§ THE PROBLEM: Scan the listing below. Report each line that includes "Vishakha".
Begin
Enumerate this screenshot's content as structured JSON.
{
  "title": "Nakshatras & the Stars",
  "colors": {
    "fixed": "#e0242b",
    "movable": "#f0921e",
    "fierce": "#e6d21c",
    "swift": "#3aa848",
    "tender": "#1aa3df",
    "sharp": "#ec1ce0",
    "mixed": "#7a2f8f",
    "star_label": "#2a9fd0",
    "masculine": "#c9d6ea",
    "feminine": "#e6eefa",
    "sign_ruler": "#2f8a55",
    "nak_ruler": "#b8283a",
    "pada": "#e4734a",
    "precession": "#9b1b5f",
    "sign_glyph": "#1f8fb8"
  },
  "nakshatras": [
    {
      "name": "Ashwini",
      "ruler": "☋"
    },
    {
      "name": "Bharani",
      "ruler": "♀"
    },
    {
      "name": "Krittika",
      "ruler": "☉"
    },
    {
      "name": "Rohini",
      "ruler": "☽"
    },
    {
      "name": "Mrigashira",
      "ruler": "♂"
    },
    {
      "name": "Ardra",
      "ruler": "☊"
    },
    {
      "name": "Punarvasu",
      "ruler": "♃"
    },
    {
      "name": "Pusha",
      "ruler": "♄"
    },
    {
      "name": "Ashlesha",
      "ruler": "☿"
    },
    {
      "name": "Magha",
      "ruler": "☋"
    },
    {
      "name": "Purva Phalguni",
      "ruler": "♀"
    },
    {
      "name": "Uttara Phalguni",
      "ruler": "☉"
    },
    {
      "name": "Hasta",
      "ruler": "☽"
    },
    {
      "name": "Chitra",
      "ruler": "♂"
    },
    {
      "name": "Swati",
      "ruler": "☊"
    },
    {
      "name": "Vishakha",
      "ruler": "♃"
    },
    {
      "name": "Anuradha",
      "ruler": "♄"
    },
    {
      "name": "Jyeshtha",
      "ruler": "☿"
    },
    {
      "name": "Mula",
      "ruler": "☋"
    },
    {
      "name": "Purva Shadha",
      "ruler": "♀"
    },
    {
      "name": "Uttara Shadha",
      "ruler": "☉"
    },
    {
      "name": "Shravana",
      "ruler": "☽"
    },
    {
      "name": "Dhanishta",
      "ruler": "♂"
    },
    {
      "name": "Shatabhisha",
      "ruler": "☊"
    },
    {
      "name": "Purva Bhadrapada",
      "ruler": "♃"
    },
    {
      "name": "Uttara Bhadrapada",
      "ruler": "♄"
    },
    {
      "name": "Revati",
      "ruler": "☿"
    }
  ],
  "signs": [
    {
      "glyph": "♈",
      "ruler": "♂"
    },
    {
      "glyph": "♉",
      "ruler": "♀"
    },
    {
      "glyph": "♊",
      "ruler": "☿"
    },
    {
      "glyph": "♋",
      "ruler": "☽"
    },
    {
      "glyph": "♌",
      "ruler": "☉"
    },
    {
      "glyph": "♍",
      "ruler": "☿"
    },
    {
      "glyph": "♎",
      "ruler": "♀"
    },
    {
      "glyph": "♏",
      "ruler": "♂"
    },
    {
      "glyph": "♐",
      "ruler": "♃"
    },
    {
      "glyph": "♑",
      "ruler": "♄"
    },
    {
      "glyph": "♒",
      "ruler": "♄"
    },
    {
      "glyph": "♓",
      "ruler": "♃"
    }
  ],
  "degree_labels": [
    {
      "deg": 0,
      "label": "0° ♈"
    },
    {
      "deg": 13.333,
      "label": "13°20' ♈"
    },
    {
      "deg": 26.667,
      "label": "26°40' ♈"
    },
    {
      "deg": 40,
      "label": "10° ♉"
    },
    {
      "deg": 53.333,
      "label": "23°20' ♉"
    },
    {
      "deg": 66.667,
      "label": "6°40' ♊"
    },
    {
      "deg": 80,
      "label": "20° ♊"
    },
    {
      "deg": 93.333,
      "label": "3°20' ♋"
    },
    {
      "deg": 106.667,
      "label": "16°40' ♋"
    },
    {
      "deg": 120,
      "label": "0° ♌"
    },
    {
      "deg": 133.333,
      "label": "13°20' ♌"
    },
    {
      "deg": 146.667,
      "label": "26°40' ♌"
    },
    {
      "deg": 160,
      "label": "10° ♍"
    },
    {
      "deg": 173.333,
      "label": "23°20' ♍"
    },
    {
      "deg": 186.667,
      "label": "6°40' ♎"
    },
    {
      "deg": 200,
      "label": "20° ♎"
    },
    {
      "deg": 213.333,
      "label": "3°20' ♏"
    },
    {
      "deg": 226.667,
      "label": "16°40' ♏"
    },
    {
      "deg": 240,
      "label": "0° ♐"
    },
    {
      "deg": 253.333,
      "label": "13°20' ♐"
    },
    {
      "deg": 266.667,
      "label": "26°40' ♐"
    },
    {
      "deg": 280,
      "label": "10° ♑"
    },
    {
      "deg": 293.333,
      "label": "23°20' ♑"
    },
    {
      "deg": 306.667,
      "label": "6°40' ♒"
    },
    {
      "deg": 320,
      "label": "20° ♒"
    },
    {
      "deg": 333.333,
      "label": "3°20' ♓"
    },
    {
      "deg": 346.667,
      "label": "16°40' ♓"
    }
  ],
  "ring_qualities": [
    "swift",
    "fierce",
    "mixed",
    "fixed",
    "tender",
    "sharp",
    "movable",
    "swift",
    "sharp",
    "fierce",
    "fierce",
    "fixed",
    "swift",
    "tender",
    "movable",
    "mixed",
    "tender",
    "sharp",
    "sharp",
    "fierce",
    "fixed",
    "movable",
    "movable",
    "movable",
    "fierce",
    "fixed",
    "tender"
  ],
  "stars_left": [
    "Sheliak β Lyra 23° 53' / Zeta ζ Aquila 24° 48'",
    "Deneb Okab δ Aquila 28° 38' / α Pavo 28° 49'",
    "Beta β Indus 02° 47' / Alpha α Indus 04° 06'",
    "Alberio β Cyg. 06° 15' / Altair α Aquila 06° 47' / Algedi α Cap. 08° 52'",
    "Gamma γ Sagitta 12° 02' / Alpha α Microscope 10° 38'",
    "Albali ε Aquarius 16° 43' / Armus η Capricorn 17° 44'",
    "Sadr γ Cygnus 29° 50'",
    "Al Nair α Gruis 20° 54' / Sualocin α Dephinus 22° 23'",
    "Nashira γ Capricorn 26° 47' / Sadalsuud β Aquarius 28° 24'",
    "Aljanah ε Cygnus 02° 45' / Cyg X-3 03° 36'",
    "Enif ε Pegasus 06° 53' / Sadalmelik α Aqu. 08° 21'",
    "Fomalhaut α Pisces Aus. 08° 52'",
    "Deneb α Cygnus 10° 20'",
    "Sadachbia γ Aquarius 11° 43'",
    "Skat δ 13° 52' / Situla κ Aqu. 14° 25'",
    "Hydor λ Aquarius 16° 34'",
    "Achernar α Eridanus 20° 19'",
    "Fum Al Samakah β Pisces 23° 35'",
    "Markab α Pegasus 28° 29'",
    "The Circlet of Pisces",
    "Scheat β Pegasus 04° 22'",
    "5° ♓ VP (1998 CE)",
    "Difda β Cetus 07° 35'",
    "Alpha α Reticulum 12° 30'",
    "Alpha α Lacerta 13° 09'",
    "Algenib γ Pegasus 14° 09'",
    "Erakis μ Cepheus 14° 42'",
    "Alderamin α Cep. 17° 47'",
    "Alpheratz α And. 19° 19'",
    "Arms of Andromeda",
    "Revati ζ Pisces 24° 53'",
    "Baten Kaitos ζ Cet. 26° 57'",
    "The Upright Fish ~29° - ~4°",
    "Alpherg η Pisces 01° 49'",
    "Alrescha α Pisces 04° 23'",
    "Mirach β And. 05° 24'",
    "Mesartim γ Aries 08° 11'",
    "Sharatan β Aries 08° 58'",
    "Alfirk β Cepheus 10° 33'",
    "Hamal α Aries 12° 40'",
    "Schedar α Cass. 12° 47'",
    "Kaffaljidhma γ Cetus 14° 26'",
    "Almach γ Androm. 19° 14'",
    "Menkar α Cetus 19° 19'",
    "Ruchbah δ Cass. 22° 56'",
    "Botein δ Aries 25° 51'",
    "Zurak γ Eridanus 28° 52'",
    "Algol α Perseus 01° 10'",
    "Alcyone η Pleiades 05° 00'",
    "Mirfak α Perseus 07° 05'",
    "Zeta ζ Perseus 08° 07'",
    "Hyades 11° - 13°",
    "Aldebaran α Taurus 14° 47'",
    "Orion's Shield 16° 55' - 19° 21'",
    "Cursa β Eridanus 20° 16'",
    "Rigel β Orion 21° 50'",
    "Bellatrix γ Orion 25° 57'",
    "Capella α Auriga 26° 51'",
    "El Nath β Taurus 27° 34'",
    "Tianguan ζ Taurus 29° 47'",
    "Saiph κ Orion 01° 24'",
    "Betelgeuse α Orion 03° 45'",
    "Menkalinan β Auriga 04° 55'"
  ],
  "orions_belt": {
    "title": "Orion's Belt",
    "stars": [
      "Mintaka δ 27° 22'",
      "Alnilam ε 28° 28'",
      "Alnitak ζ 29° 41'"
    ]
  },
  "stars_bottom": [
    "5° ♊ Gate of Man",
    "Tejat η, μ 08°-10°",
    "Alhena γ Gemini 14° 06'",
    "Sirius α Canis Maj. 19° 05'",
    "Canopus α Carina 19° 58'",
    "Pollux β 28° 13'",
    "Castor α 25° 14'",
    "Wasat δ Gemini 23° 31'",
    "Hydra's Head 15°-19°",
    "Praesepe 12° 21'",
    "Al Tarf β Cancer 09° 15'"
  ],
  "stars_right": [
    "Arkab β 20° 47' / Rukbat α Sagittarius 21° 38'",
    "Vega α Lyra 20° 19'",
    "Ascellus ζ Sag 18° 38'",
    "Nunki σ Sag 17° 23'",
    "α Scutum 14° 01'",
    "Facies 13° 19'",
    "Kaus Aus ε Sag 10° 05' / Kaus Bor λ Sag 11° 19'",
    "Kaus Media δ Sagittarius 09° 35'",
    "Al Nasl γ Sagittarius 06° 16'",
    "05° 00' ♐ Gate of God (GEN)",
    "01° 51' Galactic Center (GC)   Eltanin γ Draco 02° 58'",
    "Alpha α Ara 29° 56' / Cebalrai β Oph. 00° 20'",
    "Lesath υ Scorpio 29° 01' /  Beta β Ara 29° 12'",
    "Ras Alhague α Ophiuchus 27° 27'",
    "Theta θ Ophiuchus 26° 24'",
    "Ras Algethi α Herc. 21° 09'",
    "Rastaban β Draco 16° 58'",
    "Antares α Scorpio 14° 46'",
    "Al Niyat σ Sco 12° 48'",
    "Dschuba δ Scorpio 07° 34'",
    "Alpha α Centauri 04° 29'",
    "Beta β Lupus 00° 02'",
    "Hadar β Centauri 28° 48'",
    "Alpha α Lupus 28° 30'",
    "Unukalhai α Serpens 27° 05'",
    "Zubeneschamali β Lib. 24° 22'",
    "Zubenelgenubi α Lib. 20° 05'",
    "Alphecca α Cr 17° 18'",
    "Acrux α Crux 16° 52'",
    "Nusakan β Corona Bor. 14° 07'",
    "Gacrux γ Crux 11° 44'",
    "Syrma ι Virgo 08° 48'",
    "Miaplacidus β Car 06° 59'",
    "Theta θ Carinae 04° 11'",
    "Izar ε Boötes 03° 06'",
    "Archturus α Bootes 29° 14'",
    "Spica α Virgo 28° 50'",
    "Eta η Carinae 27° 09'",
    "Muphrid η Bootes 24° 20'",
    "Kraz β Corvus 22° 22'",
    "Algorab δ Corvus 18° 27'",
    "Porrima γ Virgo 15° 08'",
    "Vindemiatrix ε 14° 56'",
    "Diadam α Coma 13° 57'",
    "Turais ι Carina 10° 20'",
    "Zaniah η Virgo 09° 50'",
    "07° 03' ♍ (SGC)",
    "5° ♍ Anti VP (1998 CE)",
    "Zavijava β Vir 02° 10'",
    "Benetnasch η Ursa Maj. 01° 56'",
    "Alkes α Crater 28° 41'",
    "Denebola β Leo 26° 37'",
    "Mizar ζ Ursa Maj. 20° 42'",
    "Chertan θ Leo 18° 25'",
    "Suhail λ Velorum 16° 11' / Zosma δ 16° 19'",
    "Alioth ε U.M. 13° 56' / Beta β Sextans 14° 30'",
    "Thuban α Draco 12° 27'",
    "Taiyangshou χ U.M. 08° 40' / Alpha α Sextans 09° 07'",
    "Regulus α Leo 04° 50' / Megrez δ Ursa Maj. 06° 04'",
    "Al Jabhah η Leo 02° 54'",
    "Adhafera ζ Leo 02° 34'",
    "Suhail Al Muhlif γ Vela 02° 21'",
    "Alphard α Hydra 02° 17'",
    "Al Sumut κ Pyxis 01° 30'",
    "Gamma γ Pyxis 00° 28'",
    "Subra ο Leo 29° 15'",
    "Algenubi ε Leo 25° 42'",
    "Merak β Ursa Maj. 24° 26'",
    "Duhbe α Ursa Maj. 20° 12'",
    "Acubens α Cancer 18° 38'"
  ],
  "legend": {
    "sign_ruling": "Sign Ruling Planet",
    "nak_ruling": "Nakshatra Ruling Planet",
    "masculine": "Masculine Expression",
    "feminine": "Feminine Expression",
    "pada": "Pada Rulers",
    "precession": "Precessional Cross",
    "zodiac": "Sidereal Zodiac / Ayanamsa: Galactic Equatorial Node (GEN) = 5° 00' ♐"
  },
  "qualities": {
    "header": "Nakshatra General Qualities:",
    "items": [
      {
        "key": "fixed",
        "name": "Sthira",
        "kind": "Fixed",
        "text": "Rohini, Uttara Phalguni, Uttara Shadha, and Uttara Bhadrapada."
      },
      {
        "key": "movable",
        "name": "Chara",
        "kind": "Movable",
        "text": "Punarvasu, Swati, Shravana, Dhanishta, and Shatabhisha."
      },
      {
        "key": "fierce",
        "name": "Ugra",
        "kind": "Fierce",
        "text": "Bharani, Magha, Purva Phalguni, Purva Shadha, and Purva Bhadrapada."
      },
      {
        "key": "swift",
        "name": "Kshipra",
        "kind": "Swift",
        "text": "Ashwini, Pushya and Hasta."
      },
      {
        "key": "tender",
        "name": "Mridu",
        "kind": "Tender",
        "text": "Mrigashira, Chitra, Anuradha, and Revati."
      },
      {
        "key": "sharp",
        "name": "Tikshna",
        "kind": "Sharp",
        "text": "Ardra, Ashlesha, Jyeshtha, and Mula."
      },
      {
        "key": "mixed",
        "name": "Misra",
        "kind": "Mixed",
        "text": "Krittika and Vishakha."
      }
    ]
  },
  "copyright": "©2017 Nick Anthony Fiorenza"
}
End
§ EXERCISE OUTPUT:
      "name": "Vishakha",
        "text": "Krittika and Vishakha."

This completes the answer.